▶ [Exercise task]
Quote each line of the material verbatim, without the pictures.

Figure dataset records
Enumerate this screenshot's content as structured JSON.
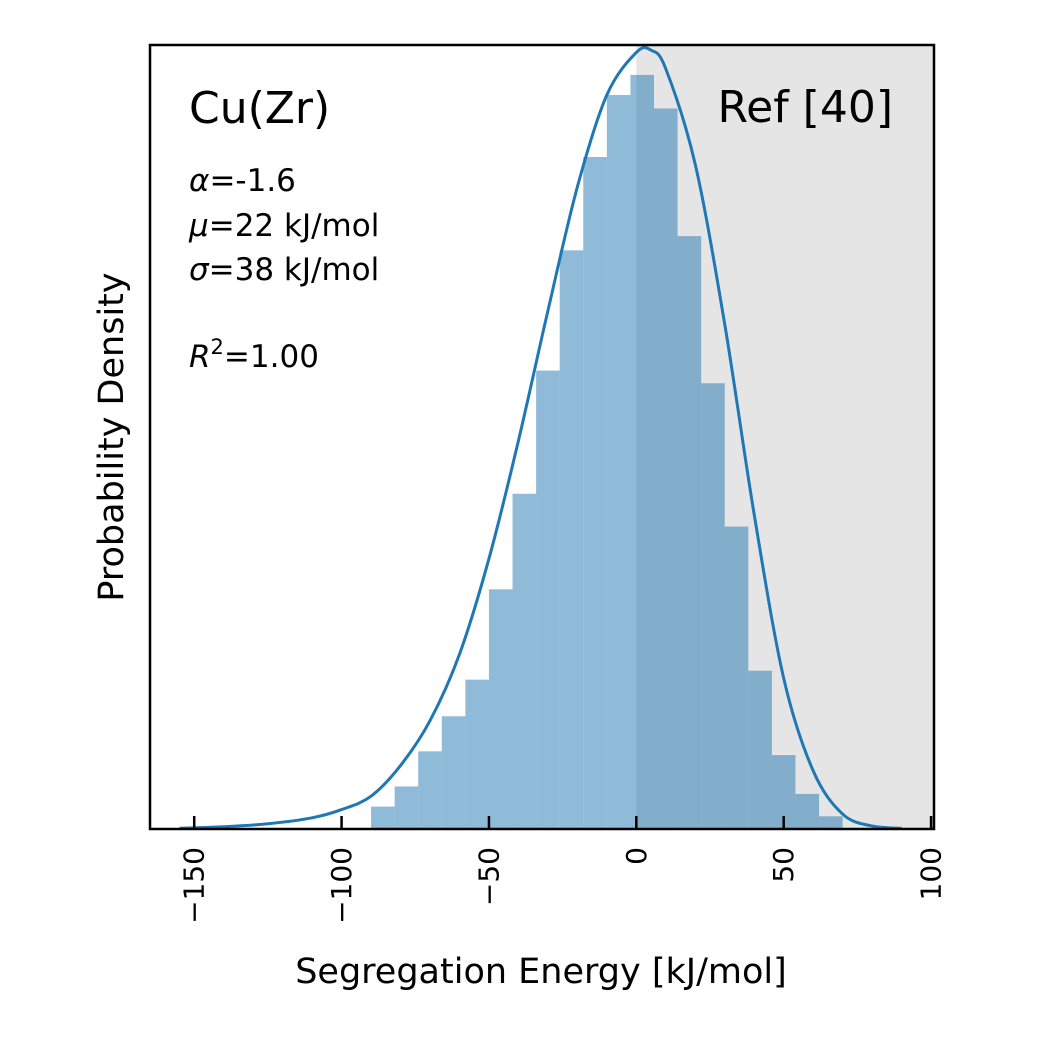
{
  "chart_data": {
    "type": "bar",
    "title": "",
    "xlabel": "Segregation Energy [kJ/mol]",
    "ylabel": "Probability Density",
    "xlim": [
      -165,
      101
    ],
    "ylim": [
      0,
      0.0105
    ],
    "xticks": [
      -150,
      -100,
      -50,
      0,
      50,
      100
    ],
    "xtick_labels": [
      "−150",
      "−100",
      "−50",
      "0",
      "50",
      "100"
    ],
    "grid": false,
    "shaded_region": {
      "x_start": 0,
      "x_end": 101,
      "label": "Ref [40]",
      "color": "#e5e5e5"
    },
    "histogram": {
      "bin_edges": [
        -90,
        -82,
        -74,
        -66,
        -58,
        -50,
        -42,
        -34,
        -26,
        -18,
        -10,
        -2,
        6,
        14,
        22,
        30,
        38,
        46,
        54,
        62,
        70
      ],
      "values": [
        0.0003,
        0.00057,
        0.00104,
        0.00151,
        0.002,
        0.00321,
        0.00449,
        0.00614,
        0.00775,
        0.009,
        0.00983,
        0.0101,
        0.00965,
        0.00794,
        0.00597,
        0.00405,
        0.00212,
        0.00099,
        0.00047,
        0.00017
      ],
      "color": "#8eb9d9"
    },
    "fit_curve": {
      "x": [
        -155,
        -140,
        -125,
        -110,
        -100,
        -90,
        -80,
        -70,
        -60,
        -50,
        -40,
        -30,
        -20,
        -10,
        0,
        5,
        10,
        20,
        30,
        40,
        50,
        60,
        70,
        80,
        90
      ],
      "y": [
        1e-05,
        3e-05,
        7e-05,
        0.00015,
        0.00026,
        0.00044,
        0.00085,
        0.00145,
        0.00234,
        0.00362,
        0.0052,
        0.00694,
        0.0086,
        0.00983,
        0.0104,
        0.01043,
        0.01018,
        0.0089,
        0.00676,
        0.00421,
        0.00202,
        0.00078,
        0.0002,
        4e-05,
        1e-05
      ],
      "color": "#1f77b4"
    },
    "annotations": {
      "system": "Cu(Zr)",
      "alpha": {
        "symbol": "α",
        "text": "=-1.6"
      },
      "mu": {
        "symbol": "μ",
        "text": "=22 kJ/mol"
      },
      "sigma": {
        "symbol": "σ",
        "text": "=38 kJ/mol"
      },
      "r2": {
        "symbol": "R",
        "sup": "2",
        "text": "=1.00"
      }
    }
  }
}
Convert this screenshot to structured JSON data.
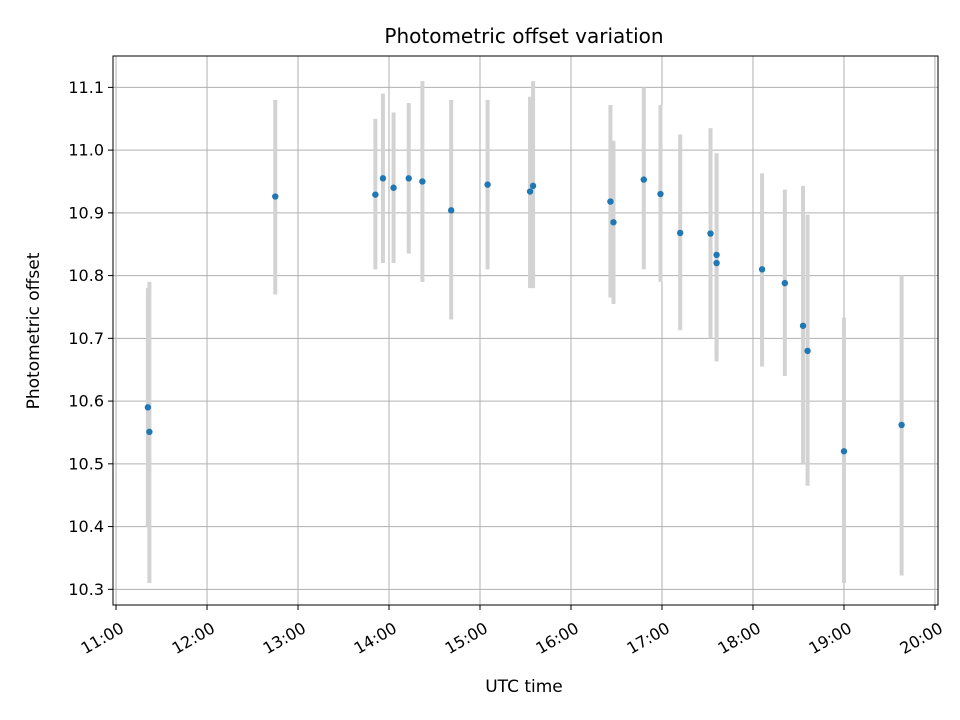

▶ [Result of this exercise]
Enumerate this screenshot's content as structured JSON.
{
  "chart_data": {
    "type": "bar",
    "title": "",
    "xlabel": "Segregation Energy [kJ/mol]",
    "ylabel": "Probability Density",
    "xlim": [
      -165,
      101
    ],
    "ylim": [
      0,
      0.0105
    ],
    "xticks": [
      -150,
      -100,
      -50,
      0,
      50,
      100
    ],
    "xtick_labels": [
      "−150",
      "−100",
      "−50",
      "0",
      "50",
      "100"
    ],
    "grid": false,
    "shaded_region": {
      "x_start": 0,
      "x_end": 101,
      "label": "Ref [40]",
      "color": "#e5e5e5"
    },
    "histogram": {
      "bin_edges": [
        -90,
        -82,
        -74,
        -66,
        -58,
        -50,
        -42,
        -34,
        -26,
        -18,
        -10,
        -2,
        6,
        14,
        22,
        30,
        38,
        46,
        54,
        62,
        70
      ],
      "values": [
        0.0003,
        0.00057,
        0.00104,
        0.00151,
        0.002,
        0.00321,
        0.00449,
        0.00614,
        0.00775,
        0.009,
        0.00983,
        0.0101,
        0.00965,
        0.00794,
        0.00597,
        0.00405,
        0.00212,
        0.00099,
        0.00047,
        0.00017
      ],
      "color": "#8eb9d9"
    },
    "fit_curve": {
      "x": [
        -155,
        -140,
        -125,
        -110,
        -100,
        -90,
        -80,
        -70,
        -60,
        -50,
        -40,
        -30,
        -20,
        -10,
        0,
        5,
        10,
        20,
        30,
        40,
        50,
        60,
        70,
        80,
        90
      ],
      "y": [
        1e-05,
        3e-05,
        7e-05,
        0.00015,
        0.00026,
        0.00044,
        0.00085,
        0.00145,
        0.00234,
        0.00362,
        0.0052,
        0.00694,
        0.0086,
        0.00983,
        0.0104,
        0.01043,
        0.01018,
        0.0089,
        0.00676,
        0.00421,
        0.00202,
        0.00078,
        0.0002,
        4e-05,
        1e-05
      ],
      "color": "#1f77b4"
    },
    "annotations": {
      "system": "Cu(Zr)",
      "alpha": {
        "symbol": "α",
        "text": "=-1.6"
      },
      "mu": {
        "symbol": "μ",
        "text": "=22 kJ/mol"
      },
      "sigma": {
        "symbol": "σ",
        "text": "=38 kJ/mol"
      },
      "r2": {
        "symbol": "R",
        "sup": "2",
        "text": "=1.00"
      }
    }
  }
}
Convert this screenshot to structured JSON data.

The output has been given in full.